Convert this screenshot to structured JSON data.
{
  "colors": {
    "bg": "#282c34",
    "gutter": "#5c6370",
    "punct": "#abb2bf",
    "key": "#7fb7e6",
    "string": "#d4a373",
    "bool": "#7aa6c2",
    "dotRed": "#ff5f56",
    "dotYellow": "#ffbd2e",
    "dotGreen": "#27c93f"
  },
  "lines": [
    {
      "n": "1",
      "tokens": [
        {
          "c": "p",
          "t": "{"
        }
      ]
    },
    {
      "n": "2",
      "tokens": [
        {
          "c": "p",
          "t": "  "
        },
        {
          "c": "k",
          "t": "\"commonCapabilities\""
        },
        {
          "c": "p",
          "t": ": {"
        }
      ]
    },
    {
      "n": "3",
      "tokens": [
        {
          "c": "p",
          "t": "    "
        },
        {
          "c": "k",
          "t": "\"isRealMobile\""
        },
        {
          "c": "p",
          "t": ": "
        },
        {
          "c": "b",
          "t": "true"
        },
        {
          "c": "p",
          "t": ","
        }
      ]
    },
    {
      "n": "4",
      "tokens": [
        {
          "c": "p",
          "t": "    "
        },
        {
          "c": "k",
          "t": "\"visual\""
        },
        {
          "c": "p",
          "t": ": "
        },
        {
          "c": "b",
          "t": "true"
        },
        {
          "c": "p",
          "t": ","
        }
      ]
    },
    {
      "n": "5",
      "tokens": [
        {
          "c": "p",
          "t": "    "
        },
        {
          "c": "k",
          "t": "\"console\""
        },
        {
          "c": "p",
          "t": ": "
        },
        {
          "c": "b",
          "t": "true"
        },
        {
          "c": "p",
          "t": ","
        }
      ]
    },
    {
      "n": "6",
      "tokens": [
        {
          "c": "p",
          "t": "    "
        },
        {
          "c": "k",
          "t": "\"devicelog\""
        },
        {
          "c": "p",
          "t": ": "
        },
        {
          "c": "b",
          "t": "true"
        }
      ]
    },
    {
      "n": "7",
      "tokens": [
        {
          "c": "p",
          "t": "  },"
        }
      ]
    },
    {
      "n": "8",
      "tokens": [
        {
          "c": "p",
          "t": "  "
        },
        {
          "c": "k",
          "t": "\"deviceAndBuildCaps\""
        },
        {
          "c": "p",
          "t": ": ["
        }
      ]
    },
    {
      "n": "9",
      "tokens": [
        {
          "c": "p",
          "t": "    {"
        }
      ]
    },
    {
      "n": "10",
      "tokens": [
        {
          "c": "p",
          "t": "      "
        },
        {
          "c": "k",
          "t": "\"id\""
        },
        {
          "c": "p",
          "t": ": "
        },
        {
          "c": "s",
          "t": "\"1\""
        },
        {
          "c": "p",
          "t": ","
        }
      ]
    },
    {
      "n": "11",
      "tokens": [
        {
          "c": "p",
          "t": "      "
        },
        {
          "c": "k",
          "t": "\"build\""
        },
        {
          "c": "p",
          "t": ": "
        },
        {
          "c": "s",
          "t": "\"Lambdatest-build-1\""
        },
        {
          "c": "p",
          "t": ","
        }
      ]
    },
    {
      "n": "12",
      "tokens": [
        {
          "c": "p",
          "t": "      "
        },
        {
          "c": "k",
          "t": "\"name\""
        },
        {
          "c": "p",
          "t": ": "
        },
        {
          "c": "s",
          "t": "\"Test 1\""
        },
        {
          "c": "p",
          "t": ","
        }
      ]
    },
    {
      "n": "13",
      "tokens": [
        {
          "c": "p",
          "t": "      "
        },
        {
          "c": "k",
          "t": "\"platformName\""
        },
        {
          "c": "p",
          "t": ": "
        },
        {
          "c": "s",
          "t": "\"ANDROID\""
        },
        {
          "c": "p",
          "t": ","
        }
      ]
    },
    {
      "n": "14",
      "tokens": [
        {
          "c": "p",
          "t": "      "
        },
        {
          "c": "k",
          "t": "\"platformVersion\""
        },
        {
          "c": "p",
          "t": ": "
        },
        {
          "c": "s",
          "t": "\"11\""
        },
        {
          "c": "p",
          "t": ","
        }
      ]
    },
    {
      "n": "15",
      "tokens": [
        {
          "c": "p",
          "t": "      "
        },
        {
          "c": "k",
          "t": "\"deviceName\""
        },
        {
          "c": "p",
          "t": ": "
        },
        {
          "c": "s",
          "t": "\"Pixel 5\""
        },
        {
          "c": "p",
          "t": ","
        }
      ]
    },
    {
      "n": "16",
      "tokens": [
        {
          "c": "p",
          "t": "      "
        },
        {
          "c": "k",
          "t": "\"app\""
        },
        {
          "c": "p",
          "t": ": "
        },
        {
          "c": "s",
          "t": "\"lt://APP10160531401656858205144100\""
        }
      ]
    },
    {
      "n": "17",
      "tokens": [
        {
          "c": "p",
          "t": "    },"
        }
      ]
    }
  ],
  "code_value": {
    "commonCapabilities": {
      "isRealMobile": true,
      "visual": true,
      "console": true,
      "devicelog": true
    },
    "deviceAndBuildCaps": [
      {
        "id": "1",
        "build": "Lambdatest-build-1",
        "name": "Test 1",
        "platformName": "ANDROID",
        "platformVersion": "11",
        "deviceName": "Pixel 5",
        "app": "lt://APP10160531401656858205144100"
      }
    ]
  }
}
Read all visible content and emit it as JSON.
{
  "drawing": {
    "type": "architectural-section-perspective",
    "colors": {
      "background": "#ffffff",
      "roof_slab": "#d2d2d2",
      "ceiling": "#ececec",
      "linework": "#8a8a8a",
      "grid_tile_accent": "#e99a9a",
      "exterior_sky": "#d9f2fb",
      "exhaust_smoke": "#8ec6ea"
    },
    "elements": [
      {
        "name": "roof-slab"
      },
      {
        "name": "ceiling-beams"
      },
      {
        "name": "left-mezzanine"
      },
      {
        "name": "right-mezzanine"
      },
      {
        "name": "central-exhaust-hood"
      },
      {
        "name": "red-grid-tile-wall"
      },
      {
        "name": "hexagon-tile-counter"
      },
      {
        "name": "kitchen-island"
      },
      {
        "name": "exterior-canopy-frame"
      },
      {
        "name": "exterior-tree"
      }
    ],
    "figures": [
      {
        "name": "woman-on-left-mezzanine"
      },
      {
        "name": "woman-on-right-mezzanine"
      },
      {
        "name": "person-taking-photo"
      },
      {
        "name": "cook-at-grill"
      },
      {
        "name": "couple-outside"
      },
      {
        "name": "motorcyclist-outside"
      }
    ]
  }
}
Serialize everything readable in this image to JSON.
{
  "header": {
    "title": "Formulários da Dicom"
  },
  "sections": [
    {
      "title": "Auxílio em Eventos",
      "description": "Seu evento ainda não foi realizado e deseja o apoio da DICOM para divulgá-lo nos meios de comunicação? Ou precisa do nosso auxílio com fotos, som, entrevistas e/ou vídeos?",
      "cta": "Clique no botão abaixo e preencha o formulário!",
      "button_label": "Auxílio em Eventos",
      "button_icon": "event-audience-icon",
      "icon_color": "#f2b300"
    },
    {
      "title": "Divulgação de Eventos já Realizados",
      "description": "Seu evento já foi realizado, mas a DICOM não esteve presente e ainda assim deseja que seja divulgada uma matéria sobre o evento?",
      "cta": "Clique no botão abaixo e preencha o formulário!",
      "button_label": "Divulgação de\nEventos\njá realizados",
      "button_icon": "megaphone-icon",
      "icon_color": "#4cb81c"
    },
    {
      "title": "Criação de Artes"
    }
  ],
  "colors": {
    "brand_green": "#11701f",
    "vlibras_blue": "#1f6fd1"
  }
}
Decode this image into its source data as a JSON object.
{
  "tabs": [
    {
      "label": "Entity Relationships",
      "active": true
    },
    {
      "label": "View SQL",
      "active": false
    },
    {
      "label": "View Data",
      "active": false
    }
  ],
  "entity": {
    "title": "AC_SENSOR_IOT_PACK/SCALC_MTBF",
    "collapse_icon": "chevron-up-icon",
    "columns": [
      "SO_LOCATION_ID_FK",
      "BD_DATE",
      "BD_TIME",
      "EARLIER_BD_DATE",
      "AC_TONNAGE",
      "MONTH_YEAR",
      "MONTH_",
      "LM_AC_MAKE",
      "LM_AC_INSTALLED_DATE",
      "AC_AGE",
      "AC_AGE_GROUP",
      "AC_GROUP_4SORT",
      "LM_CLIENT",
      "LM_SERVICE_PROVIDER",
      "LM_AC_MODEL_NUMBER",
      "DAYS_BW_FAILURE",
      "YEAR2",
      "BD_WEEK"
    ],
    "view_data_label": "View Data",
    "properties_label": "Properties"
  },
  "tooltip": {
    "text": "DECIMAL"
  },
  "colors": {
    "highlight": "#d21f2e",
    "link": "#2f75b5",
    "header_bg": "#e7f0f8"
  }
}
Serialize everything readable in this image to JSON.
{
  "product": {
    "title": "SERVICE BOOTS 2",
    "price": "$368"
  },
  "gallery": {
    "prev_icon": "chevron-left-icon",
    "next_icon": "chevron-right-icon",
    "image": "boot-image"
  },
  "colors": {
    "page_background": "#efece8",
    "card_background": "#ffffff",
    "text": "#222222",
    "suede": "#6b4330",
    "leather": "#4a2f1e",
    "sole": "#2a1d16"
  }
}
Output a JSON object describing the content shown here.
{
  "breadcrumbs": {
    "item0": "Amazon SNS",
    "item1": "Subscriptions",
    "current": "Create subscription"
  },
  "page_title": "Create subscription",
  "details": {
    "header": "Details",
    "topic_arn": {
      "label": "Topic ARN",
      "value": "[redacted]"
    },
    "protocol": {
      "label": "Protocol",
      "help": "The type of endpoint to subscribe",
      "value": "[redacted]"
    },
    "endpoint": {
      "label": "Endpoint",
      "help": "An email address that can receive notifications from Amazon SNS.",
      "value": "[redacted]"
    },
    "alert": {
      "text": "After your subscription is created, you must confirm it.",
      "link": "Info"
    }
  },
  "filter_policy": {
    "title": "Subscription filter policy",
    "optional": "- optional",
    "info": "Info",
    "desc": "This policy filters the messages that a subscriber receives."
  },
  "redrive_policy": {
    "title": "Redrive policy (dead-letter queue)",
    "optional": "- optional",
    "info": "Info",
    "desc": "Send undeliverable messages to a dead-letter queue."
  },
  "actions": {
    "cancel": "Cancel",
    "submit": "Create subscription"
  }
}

####################

• THE EXERCISE: Scan the material above. Extract every line in which the word "mezzanine" occurs.

• FINAL ANSWER:
        "name": "left-mezzanine"
        "name": "right-mezzanine"
        "name": "woman-on-left-mezzanine"
        "name": "woman-on-right-mezzanine"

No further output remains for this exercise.